| YOUR TASK |
Find every line in the records below that holds the word "text" and copy it.

Data entries

_ _ _ _

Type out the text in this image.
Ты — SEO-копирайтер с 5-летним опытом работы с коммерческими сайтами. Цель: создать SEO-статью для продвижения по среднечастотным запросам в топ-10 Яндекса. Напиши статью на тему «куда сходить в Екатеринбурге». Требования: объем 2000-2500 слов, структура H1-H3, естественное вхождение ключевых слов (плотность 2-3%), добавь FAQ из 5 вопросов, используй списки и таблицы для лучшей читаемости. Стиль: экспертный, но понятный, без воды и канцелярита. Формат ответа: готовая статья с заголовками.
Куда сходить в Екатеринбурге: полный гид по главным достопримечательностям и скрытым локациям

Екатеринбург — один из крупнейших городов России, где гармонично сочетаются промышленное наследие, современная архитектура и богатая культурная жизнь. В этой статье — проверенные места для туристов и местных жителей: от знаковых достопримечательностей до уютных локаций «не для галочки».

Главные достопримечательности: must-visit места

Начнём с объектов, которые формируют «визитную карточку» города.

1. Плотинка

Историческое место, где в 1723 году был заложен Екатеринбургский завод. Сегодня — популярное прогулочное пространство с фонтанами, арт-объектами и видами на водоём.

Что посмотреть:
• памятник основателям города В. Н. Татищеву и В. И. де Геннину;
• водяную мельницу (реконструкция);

_ _ _ _

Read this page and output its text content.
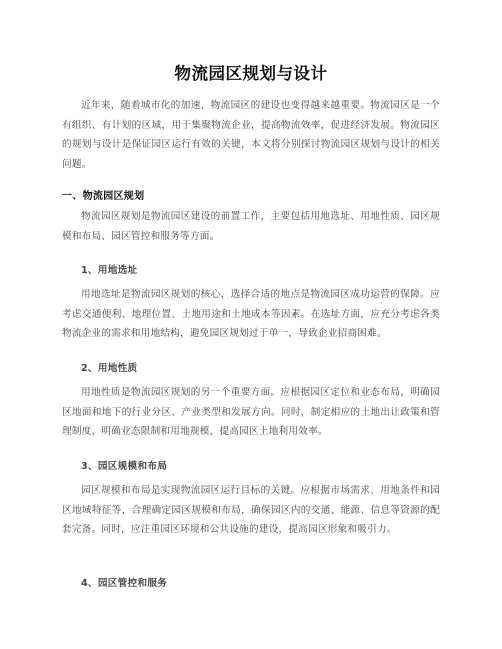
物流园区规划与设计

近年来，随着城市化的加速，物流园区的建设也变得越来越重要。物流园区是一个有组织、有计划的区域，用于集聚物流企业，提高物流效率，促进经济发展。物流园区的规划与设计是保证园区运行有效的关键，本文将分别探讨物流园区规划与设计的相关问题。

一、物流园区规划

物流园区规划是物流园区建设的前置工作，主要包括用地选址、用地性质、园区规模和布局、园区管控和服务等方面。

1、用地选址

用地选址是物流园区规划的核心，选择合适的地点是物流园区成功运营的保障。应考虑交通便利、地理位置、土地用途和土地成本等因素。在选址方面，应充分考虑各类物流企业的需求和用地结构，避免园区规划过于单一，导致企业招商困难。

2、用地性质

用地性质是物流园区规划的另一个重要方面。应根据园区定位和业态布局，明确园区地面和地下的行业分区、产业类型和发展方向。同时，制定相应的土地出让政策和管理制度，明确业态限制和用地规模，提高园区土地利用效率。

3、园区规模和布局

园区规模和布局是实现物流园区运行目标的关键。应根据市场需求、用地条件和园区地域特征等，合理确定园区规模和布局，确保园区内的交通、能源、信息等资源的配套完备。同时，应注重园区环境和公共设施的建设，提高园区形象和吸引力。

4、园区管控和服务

_ _ _ _

| SOLUTION FOR THIS EXERCISE |
Type out the text in this image.
Read this page and output its text content.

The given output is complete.